Quote every entry word for word.

» Data supplied:
— BEGIN —

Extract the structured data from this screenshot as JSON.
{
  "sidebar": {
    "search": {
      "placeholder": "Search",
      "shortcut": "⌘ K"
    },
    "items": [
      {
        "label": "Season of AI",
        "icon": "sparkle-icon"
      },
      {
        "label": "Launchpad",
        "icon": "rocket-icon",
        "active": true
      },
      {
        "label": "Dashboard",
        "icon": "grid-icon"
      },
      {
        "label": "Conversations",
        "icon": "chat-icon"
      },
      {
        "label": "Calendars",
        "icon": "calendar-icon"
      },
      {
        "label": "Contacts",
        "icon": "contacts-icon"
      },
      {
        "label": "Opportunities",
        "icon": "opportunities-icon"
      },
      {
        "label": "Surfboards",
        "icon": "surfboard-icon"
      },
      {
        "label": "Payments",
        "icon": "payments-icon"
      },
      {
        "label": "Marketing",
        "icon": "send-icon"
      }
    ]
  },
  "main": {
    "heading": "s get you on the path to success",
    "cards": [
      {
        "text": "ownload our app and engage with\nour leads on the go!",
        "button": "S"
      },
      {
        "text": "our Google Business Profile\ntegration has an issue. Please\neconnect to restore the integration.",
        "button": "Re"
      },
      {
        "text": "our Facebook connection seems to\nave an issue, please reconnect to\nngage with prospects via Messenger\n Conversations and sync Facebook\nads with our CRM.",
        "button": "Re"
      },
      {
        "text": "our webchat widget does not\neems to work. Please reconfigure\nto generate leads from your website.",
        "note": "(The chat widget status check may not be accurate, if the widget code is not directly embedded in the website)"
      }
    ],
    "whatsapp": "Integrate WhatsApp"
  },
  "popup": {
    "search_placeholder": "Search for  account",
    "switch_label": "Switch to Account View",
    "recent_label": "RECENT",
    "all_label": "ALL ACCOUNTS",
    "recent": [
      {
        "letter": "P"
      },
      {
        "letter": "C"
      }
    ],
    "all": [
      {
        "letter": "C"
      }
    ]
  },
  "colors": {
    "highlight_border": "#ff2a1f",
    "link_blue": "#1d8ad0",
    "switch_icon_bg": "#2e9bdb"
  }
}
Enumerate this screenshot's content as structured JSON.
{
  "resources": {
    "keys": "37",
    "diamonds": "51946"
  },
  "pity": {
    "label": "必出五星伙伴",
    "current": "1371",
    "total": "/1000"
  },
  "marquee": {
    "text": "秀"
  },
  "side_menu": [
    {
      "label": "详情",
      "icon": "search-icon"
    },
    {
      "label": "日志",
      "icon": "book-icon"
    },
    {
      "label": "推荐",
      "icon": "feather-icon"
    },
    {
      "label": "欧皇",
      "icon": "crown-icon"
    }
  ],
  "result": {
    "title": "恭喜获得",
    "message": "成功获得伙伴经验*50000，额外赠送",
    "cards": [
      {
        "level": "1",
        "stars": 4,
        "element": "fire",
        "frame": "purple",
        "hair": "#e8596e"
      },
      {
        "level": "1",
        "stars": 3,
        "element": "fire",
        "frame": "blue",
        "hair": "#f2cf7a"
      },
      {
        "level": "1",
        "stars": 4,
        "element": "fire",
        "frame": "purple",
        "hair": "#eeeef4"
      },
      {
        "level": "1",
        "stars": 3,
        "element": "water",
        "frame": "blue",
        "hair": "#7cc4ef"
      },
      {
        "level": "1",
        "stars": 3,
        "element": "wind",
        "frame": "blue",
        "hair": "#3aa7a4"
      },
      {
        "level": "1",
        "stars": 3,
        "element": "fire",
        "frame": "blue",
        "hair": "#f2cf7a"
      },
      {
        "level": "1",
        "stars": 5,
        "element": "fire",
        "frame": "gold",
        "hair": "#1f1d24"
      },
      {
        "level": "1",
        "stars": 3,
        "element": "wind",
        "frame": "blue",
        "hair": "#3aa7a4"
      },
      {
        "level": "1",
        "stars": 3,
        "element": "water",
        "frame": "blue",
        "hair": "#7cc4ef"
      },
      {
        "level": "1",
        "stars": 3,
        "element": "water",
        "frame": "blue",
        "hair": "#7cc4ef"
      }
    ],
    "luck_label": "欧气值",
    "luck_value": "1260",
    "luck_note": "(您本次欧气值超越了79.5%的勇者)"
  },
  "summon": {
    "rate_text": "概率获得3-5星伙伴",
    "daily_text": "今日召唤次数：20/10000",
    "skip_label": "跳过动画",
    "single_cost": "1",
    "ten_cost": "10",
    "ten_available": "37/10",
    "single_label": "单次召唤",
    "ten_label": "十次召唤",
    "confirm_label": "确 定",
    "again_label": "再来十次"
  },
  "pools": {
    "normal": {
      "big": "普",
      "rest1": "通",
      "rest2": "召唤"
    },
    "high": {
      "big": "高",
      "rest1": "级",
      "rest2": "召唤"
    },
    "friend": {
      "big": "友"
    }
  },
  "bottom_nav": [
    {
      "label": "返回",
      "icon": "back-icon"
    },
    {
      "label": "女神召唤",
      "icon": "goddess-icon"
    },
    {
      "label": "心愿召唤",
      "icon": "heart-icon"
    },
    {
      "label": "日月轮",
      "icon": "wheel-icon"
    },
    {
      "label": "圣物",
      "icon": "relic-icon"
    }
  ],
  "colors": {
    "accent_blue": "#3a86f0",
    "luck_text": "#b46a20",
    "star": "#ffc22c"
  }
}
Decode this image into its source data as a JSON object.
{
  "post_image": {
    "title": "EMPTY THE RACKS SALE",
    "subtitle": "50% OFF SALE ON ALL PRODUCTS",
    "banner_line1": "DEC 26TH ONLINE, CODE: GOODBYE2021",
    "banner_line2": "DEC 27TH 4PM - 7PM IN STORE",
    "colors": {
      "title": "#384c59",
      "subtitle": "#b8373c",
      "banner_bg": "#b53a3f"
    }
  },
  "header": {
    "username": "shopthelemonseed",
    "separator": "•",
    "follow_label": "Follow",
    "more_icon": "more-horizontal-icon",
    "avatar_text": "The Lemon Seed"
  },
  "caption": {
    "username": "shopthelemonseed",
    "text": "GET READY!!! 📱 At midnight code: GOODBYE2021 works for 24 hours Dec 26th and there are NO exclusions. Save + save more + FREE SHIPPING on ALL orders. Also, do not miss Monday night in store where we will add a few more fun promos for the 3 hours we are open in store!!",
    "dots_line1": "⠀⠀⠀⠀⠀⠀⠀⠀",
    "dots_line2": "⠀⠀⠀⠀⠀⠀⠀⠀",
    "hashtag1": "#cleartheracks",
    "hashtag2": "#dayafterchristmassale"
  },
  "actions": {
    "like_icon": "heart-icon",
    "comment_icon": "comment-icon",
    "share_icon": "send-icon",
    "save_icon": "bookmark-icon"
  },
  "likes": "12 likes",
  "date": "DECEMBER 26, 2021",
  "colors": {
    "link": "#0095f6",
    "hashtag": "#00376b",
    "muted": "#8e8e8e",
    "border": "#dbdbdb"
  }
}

— END —

» The result:
Extract the structured data from this screenshot as JSON.
{
  "sidebar": {
    "search": {
      "placeholder": "Search",
      "shortcut": "⌘ K"
    },
    "items": [
      {
        "label": "Season of AI",
        "icon": "sparkle-icon"
      },
      {
        "label": "Launchpad",
        "icon": "rocket-icon",
        "active": true
      },
      {
        "label": "Dashboard",
        "icon": "grid-icon"
      },
      {
        "label": "Conversations",
        "icon": "chat-icon"
      },
      {
        "label": "Calendars",
        "icon": "calendar-icon"
      },
      {
        "label": "Contacts",
        "icon": "contacts-icon"
      },
      {
        "label": "Opportunities",
        "icon": "opportunities-icon"
      },
      {
        "label": "Surfboards",
        "icon": "surfboard-icon"
      },
      {
        "label": "Payments",
        "icon": "payments-icon"
      },
      {
        "label": "Marketing",
        "icon": "send-icon"
      }
    ]
  },
  "main": {
    "heading": "s get you on the path to success",
    "cards": [
      {
        "text": "ownload our app and engage with\nour leads on the go!",
        "button": "S"
      },
      {
        "text": "our Google Business Profile\ntegration has an issue. Please\neconnect to restore the integration.",
        "button": "Re"
      },
      {
        "text": "our Facebook connection seems to\nave an issue, please reconnect to\nngage with prospects via Messenger\n Conversations and sync Facebook\nads with our CRM.",
        "button": "Re"
      },
      {
        "text": "our webchat widget does not\neems to work. Please reconfigure\nto generate leads from your website.",
        "note": "(The chat widget status check may not be accurate, if the widget code is not directly embedded in the website)"
      }
    ],
    "whatsapp": "Integrate WhatsApp"
  },
  "popup": {
    "search_placeholder": "Search for  account",
    "switch_label": "Switch to Account View",
    "recent_label": "RECENT",
    "all_label": "ALL ACCOUNTS",
    "recent": [
      {
        "letter": "P"
      },
      {
        "letter": "C"
      }
    ],
    "all": [
      {
        "letter": "C"
      }
    ]
  },
  "colors": {
    "highlight_border": "#ff2a1f",
    "link_blue": "#1d8ad0",
    "switch_icon_bg": "#2e9bdb"
  }
}
Enumerate this screenshot's content as structured JSON.
{
  "resources": {
    "keys": "37",
    "diamonds": "51946"
  },
  "pity": {
    "label": "必出五星伙伴",
    "current": "1371",
    "total": "/1000"
  },
  "marquee": {
    "text": "秀"
  },
  "side_menu": [
    {
      "label": "详情",
      "icon": "search-icon"
    },
    {
      "label": "日志",
      "icon": "book-icon"
    },
    {
      "label": "推荐",
      "icon": "feather-icon"
    },
    {
      "label": "欧皇",
      "icon": "crown-icon"
    }
  ],
  "result": {
    "title": "恭喜获得",
    "message": "成功获得伙伴经验*50000，额外赠送",
    "cards": [
      {
        "level": "1",
        "stars": 4,
        "element": "fire",
        "frame": "purple",
        "hair": "#e8596e"
      },
      {
        "level": "1",
        "stars": 3,
        "element": "fire",
        "frame": "blue",
        "hair": "#f2cf7a"
      },
      {
        "level": "1",
        "stars": 4,
        "element": "fire",
        "frame": "purple",
        "hair": "#eeeef4"
      },
      {
        "level": "1",
        "stars": 3,
        "element": "water",
        "frame": "blue",
        "hair": "#7cc4ef"
      },
      {
        "level": "1",
        "stars": 3,
        "element": "wind",
        "frame": "blue",
        "hair": "#3aa7a4"
      },
      {
        "level": "1",
        "stars": 3,
        "element": "fire",
        "frame": "blue",
        "hair": "#f2cf7a"
      },
      {
        "level": "1",
        "stars": 5,
        "element": "fire",
        "frame": "gold",
        "hair": "#1f1d24"
      },
      {
        "level": "1",
        "stars": 3,
        "element": "wind",
        "frame": "blue",
        "hair": "#3aa7a4"
      },
      {
        "level": "1",
        "stars": 3,
        "element": "water",
        "frame": "blue",
        "hair": "#7cc4ef"
      },
      {
        "level": "1",
        "stars": 3,
        "element": "water",
        "frame": "blue",
        "hair": "#7cc4ef"
      }
    ],
    "luck_label": "欧气值",
    "luck_value": "1260",
    "luck_note": "(您本次欧气值超越了79.5%的勇者)"
  },
  "summon": {
    "rate_text": "概率获得3-5星伙伴",
    "daily_text": "今日召唤次数：20/10000",
    "skip_label": "跳过动画",
    "single_cost": "1",
    "ten_cost": "10",
    "ten_available": "37/10",
    "single_label": "单次召唤",
    "ten_label": "十次召唤",
    "confirm_label": "确 定",
    "again_label": "再来十次"
  },
  "pools": {
    "normal": {
      "big": "普",
      "rest1": "通",
      "rest2": "召唤"
    },
    "high": {
      "big": "高",
      "rest1": "级",
      "rest2": "召唤"
    },
    "friend": {
      "big": "友"
    }
  },
  "bottom_nav": [
    {
      "label": "返回",
      "icon": "back-icon"
    },
    {
      "label": "女神召唤",
      "icon": "goddess-icon"
    },
    {
      "label": "心愿召唤",
      "icon": "heart-icon"
    },
    {
      "label": "日月轮",
      "icon": "wheel-icon"
    },
    {
      "label": "圣物",
      "icon": "relic-icon"
    }
  ],
  "colors": {
    "accent_blue": "#3a86f0",
    "luck_text": "#b46a20",
    "star": "#ffc22c"
  }
}
Decode this image into its source data as a JSON object.
{
  "post_image": {
    "title": "EMPTY THE RACKS SALE",
    "subtitle": "50% OFF SALE ON ALL PRODUCTS",
    "banner_line1": "DEC 26TH ONLINE, CODE: GOODBYE2021",
    "banner_line2": "DEC 27TH 4PM - 7PM IN STORE",
    "colors": {
      "title": "#384c59",
      "subtitle": "#b8373c",
      "banner_bg": "#b53a3f"
    }
  },
  "header": {
    "username": "shopthelemonseed",
    "separator": "•",
    "follow_label": "Follow",
    "more_icon": "more-horizontal-icon",
    "avatar_text": "The Lemon Seed"
  },
  "caption": {
    "username": "shopthelemonseed",
    "text": "GET READY!!! 📱 At midnight code: GOODBYE2021 works for 24 hours Dec 26th and there are NO exclusions. Save + save more + FREE SHIPPING on ALL orders. Also, do not miss Monday night in store where we will add a few more fun promos for the 3 hours we are open in store!!",
    "dots_line1": "⠀⠀⠀⠀⠀⠀⠀⠀",
    "dots_line2": "⠀⠀⠀⠀⠀⠀⠀⠀",
    "hashtag1": "#cleartheracks",
    "hashtag2": "#dayafterchristmassale"
  },
  "actions": {
    "like_icon": "heart-icon",
    "comment_icon": "comment-icon",
    "share_icon": "send-icon",
    "save_icon": "bookmark-icon"
  },
  "likes": "12 likes",
  "date": "DECEMBER 26, 2021",
  "colors": {
    "link": "#0095f6",
    "hashtag": "#00376b",
    "muted": "#8e8e8e",
    "border": "#dbdbdb"
  }
}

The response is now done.